## Start DATA TO USE

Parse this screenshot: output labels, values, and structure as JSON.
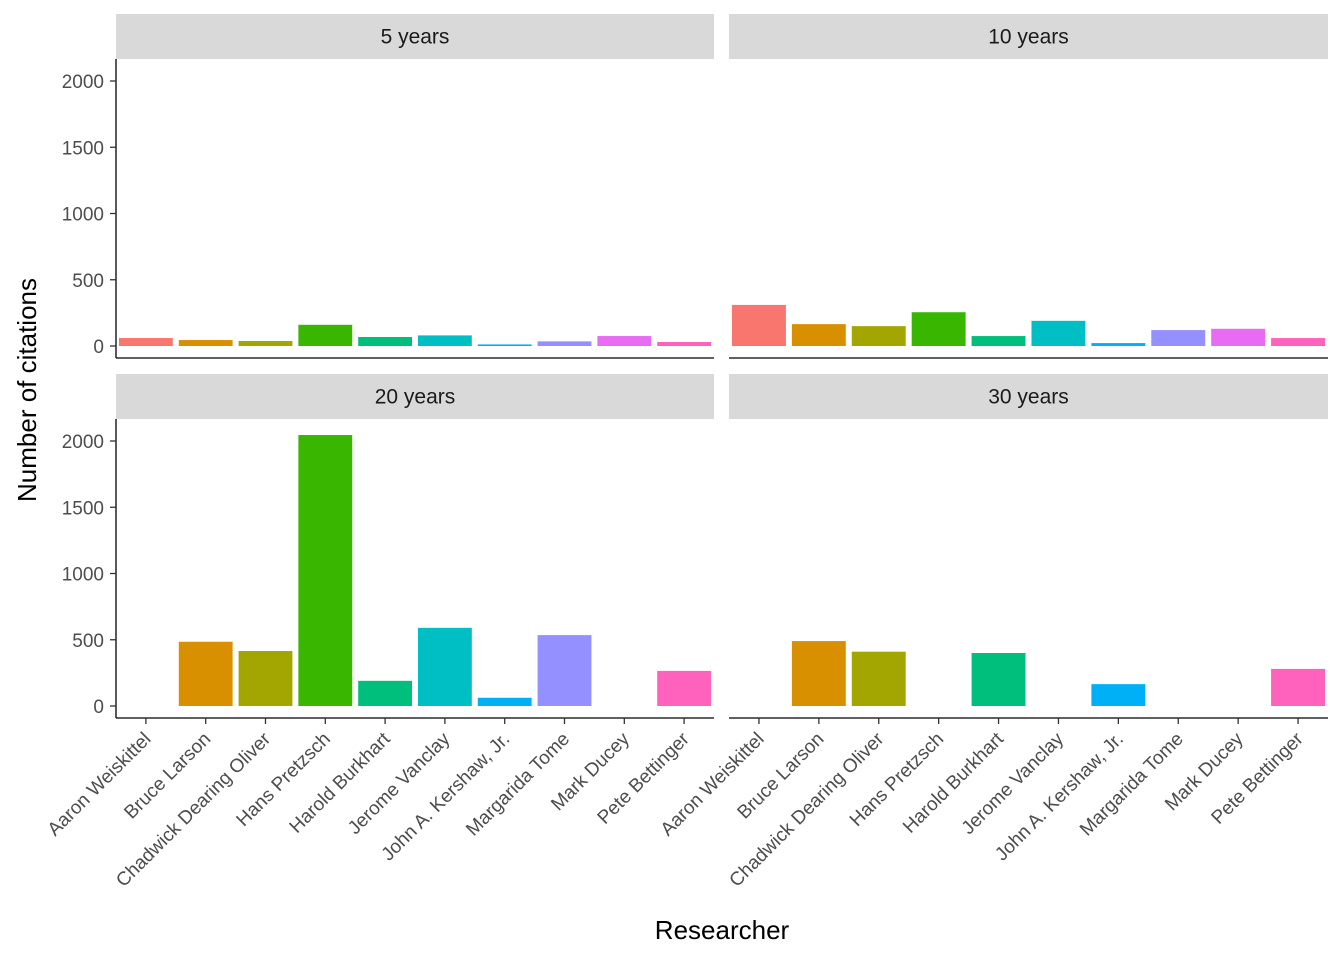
{
  "chart_data": {
    "type": "bar",
    "xlabel": "Researcher",
    "ylabel": "Number of citations",
    "ylim": [
      0,
      2050
    ],
    "yticks": [
      0,
      500,
      1000,
      1500,
      2000
    ],
    "grid": false,
    "legend": "none",
    "categories": [
      "Aaron Weiskittel",
      "Bruce Larson",
      "Chadwick Dearing Oliver",
      "Hans Pretzsch",
      "Harold Burkhart",
      "Jerome Vanclay",
      "John A. Kershaw, Jr.",
      "Margarida Tome",
      "Mark Ducey",
      "Pete Bettinger"
    ],
    "colors": [
      "#F8766D",
      "#D89000",
      "#A3A500",
      "#39B600",
      "#00BF7D",
      "#00BFC4",
      "#00B0F6",
      "#9590FF",
      "#E76BF3",
      "#FF62BC"
    ],
    "panels": [
      {
        "label": "5 years",
        "values": [
          60,
          45,
          38,
          160,
          68,
          80,
          12,
          35,
          75,
          30
        ]
      },
      {
        "label": "10 years",
        "values": [
          310,
          165,
          150,
          255,
          75,
          190,
          22,
          120,
          130,
          60
        ]
      },
      {
        "label": "20 years",
        "values": [
          0,
          485,
          415,
          2045,
          190,
          590,
          62,
          535,
          0,
          265
        ]
      },
      {
        "label": "30 years",
        "values": [
          0,
          490,
          410,
          0,
          400,
          0,
          165,
          0,
          0,
          280
        ]
      }
    ]
  }
}
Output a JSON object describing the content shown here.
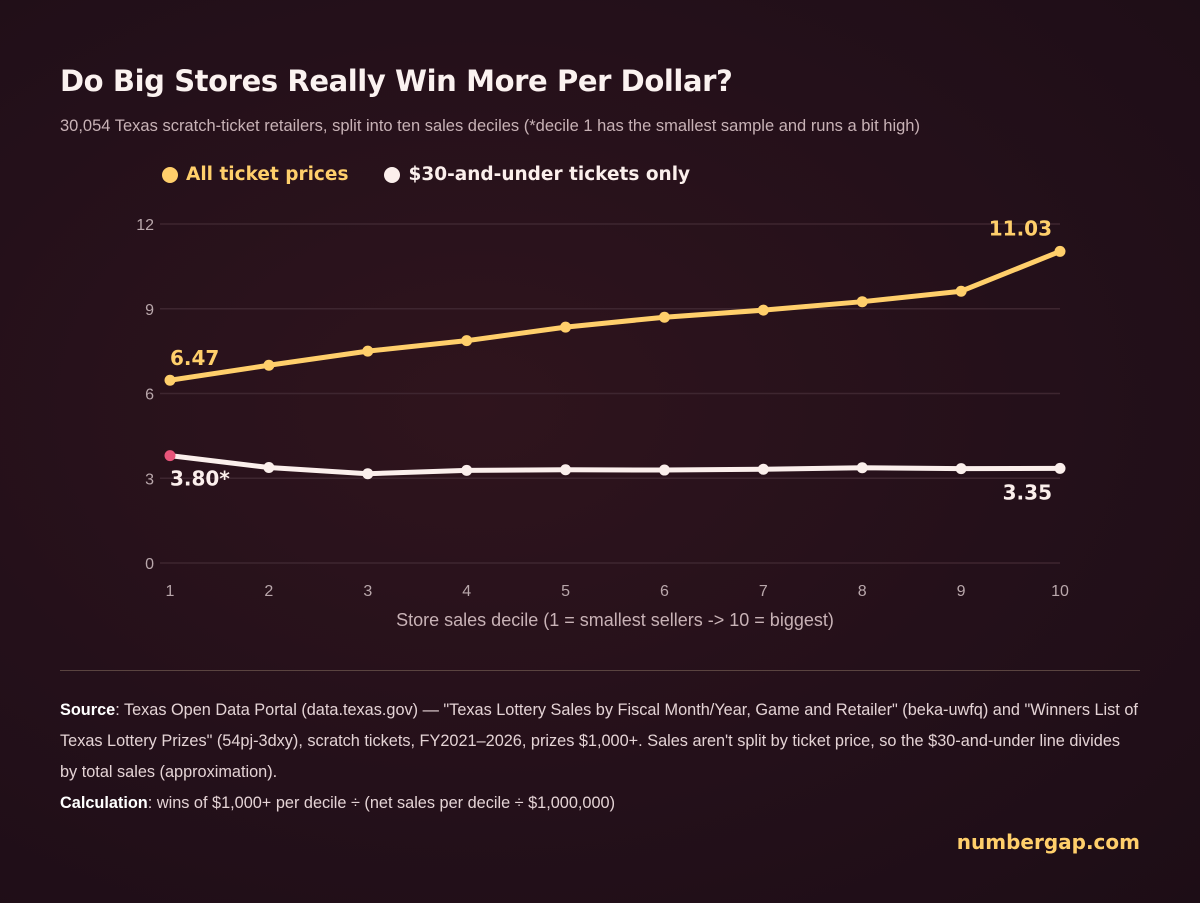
{
  "chart_data": {
    "type": "line",
    "title": "Do Big Stores Really Win More Per Dollar?",
    "subtitle": "30,054 Texas scratch-ticket retailers, split into ten sales deciles (*decile 1 has the smallest sample and runs a bit high)",
    "xlabel": "Store sales decile (1 = smallest sellers -> 10 = biggest)",
    "ylabel": "",
    "x": [
      1,
      2,
      3,
      4,
      5,
      6,
      7,
      8,
      9,
      10
    ],
    "x_tick_labels": [
      "1",
      "2",
      "3",
      "4",
      "5",
      "6",
      "7",
      "8",
      "9",
      "10"
    ],
    "ylim": [
      0,
      12
    ],
    "y_ticks": [
      0,
      3,
      6,
      9,
      12
    ],
    "y_tick_labels": [
      "0",
      "3",
      "6",
      "9",
      "12"
    ],
    "grid": true,
    "legend_position": "top-left",
    "series": [
      {
        "name": "All ticket prices",
        "color": "#ffcf6b",
        "values": [
          6.47,
          7.0,
          7.5,
          7.87,
          8.35,
          8.7,
          8.95,
          9.25,
          9.62,
          11.03
        ],
        "labels": [
          {
            "index": 0,
            "text": "6.47"
          },
          {
            "index": 9,
            "text": "11.03"
          }
        ]
      },
      {
        "name": "$30-and-under tickets only",
        "color": "#fbefec",
        "highlight_first_color": "#e8557a",
        "values": [
          3.8,
          3.38,
          3.16,
          3.28,
          3.3,
          3.29,
          3.32,
          3.37,
          3.34,
          3.35
        ],
        "labels": [
          {
            "index": 0,
            "text": "3.80*"
          },
          {
            "index": 9,
            "text": "3.35"
          }
        ]
      }
    ]
  },
  "footer": {
    "source_label": "Source",
    "source_text": ": Texas Open Data Portal (data.texas.gov) — \"Texas Lottery Sales by Fiscal Month/Year, Game and Retailer\" (beka-uwfq) and \"Winners List of Texas Lottery Prizes\" (54pj-3dxy), scratch tickets, FY2021–2026, prizes $1,000+. Sales aren't split by ticket price, so the $30-and-under line divides by total sales (approximation).",
    "calc_label": "Calculation",
    "calc_text": ": wins of $1,000+ per decile ÷ (net sales per decile ÷ $1,000,000)"
  },
  "brand": "numbergap.com"
}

## End DATA TO USE

> PROBLEM TO WORK ON
Provide the number of lines containing the string "years", with no other output.

> RESULT OF THE TASK
4